(Collection entries)
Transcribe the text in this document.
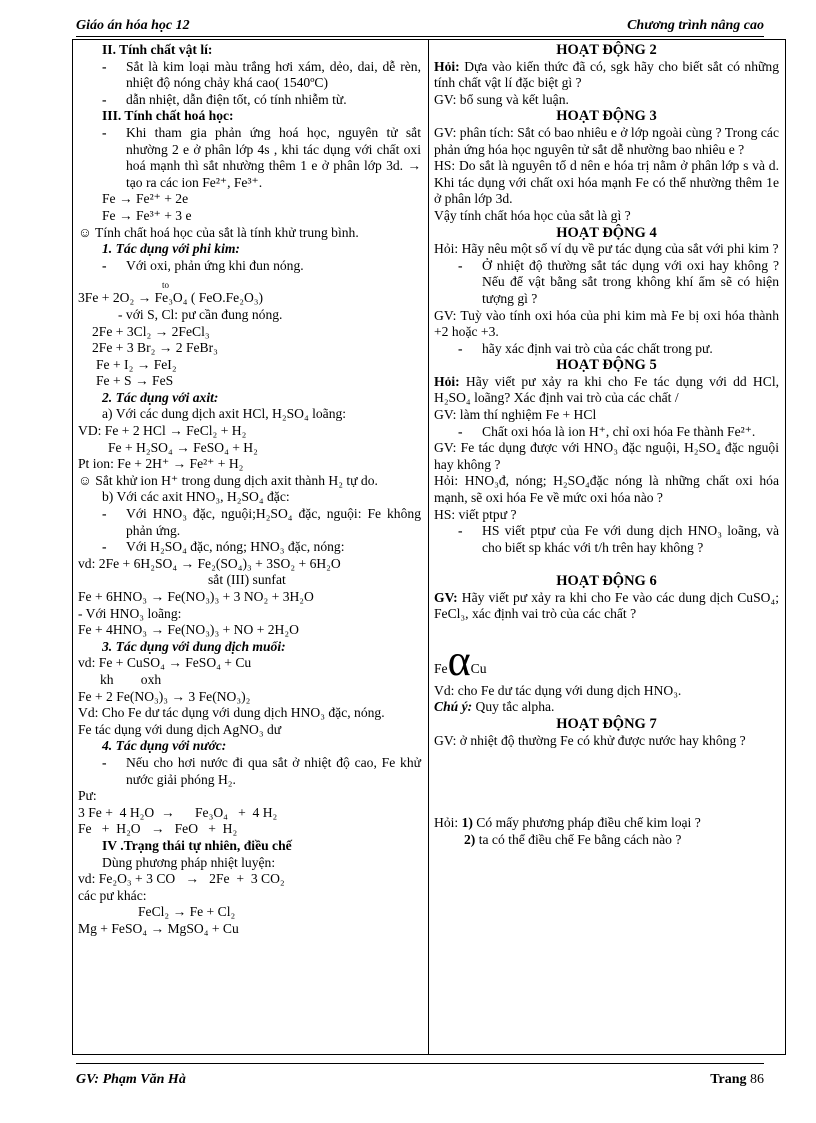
Giáo án hóa học 12	Chương trình nâng cao
II. Tính chất vật lí:
- Sắt là kim loại màu trắng hơi xám, dẻo, dai, dễ rèn, nhiệt độ nóng chảy khá cao( 1540ºC)
- dẫn nhiệt, dẫn điện tốt, có tính nhiễm từ.
III. Tính chất hoá học:
- Khi tham gia phản ứng hoá học, nguyên tử sắt nhường 2 e ở phân lớp 4s , khi tác dụng với chất oxi hoá mạnh thì sắt nhường thêm 1 e ở phân lớp 3d. → tạo ra các ion Fe²⁺, Fe³⁺.
Fe → Fe²⁺ + 2e
Fe → Fe³⁺ + 3 e
☺ Tính chất hoá học của sắt là tính khử trung bình.
1. Tác dụng với phi kim:
- Với oxi, phản ứng khi đun nóng.
to
3Fe + 2O₂ → Fe₃O₄ ( FeO.Fe₂O₃)
- với S, Cl: pư cần đung nóng.
2Fe + 3Cl₂ → 2FeCl₃
2Fe + 3 Br₂ → 2 FeBr₃
Fe + I₂ → FeI₂
Fe + S → FeS
2. Tác dụng với axit:
a) Với các dung dịch axit HCl, H₂SO₄ loãng:
VD: Fe + 2 HCl → FeCl₂ + H₂
Fe + H₂SO₄ → FeSO₄ + H₂
Pt ion: Fe + 2H⁺ → Fe²⁺ + H₂
☺ Sắt khử ion H⁺ trong dung dịch axit thành H₂ tự do.
b) Với các axit HNO₃, H₂SO₄ đặc:
- Với HNO₃ đặc, nguội;H₂SO₄ đặc, nguội: Fe không phản ứng.
- Với H₂SO₄ đặc, nóng; HNO₃ đặc, nóng:
vd: 2Fe + 6H₂SO₄ → Fe₂(SO₄)₃ + 3SO₂ + 6H₂O
sắt (III) sunfat
Fe + 6HNO₃ → Fe(NO₃)₃ + 3 NO₂ + 3H₂O
- Với HNO₃ loãng:
Fe + 4HNO₃ → Fe(NO₃)₃ + NO + 2H₂O
3. Tác dụng với dung dịch muối:
vd: Fe + CuSO₄ → FeSO₄ + Cu
kh        oxh
Fe + 2 Fe(NO₃)₃ → 3 Fe(NO₃)₂
Vd: Cho Fe dư tác dụng với dung dịch HNO₃ đặc, nóng.
Fe tác dụng với dung dịch AgNO₃ dư
4. Tác dụng với nước:
- Nếu cho hơi nước đi qua sắt ở nhiệt độ cao, Fe khử nước giải phóng H₂.
Pư:
3 Fe +  4 H₂O  →      Fe₃O₄   +  4 H₂
Fe   +  H₂O   →   FeO   +  H₂
IV .Trạng thái tự nhiên, điều chế
Dùng phương pháp nhiệt luyện:
vd: Fe₂O₃ + 3 CO   →   2Fe  +  3 CO₂
các pư khác:
FeCl₂ → Fe + Cl₂
Mg + FeSO₄ → MgSO₄ + Cu
HOẠT ĐỘNG 2
Hỏi: Dựa vào kiến thức đã có, sgk hãy cho biết sắt có những tính chất vật lí đặc biệt gì ?
GV: bổ sung và kết luận.
HOẠT ĐỘNG 3
GV: phân tích: Sắt có bao nhiêu e ở lớp ngoài cùng ? Trong các phản ứng hóa học nguyên tử sắt dễ nhường bao nhiêu e ?
HS: Do sắt là nguyên tố d nên e hóa trị nằm ở phân lớp s và d. Khi tác dụng với chất oxi hóa mạnh Fe có thể nhường thêm 1e ở phân lớp 3d.
Vậy tính chất hóa học của sắt là gì ?
HOẠT ĐỘNG 4
Hỏi: Hãy nêu một số ví dụ về pư tác dụng của sắt với phi kim ?
- Ở nhiệt độ thường sắt tác dụng với oxi hay không ? Nếu để vật bằng sắt trong không khí ẩm sẽ có hiện tượng gì ?
GV: Tuỳ vào tính oxi hóa của phi kim mà Fe bị oxi hóa thành +2 hoặc +3.
- hãy xác định vai trò của các chất trong pư.
HOẠT ĐỘNG 5
Hỏi: Hãy viết pư xảy ra khi cho Fe tác dụng với dd HCl, H₂SO₄ loãng? Xác định vai trò của các chất /
GV: làm thí nghiệm Fe + HCl
- Chất oxi hóa là ion H⁺, chỉ oxi hóa Fe thành Fe²⁺.
GV: Fe tác dụng được với HNO₃ đặc nguội, H₂SO₄ đặc nguội hay không ?
Hỏi: HNO₃đ, nóng; H₂SO₄đặc nóng là những chất oxi hóa mạnh, sẽ oxi hóa Fe về mức oxi hóa nào ?
HS: viết ptpư ?
- HS viết ptpư của Fe với dung dịch HNO₃ loãng, và cho biết sp khác với t/h trên hay không ?
HOẠT ĐỘNG 6
GV: Hãy viết pư xảy ra khi cho Fe vào các dung dịch CuSO₄; FeCl₃, xác định vai trò của các chất ?
FeαCu
Vd: cho Fe dư tác dụng với dung dịch HNO₃.
Chú ý: Quy tắc alpha.
HOẠT ĐỘNG 7
GV: ở nhiệt độ thường Fe có khử được nước hay không ?
Hỏi: 1) Có mấy phương pháp điều chế kim loại ?
2) ta có thể điều chế Fe bằng cách nào ?
GV: Phạm Văn Hà	Trang 86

What you need to do: Pick out the lines containing the string "HOẠT".

Solution:
HOẠT ĐỘNG 2
HOẠT ĐỘNG 3
HOẠT ĐỘNG 4
HOẠT ĐỘNG 5
HOẠT ĐỘNG 6
HOẠT ĐỘNG 7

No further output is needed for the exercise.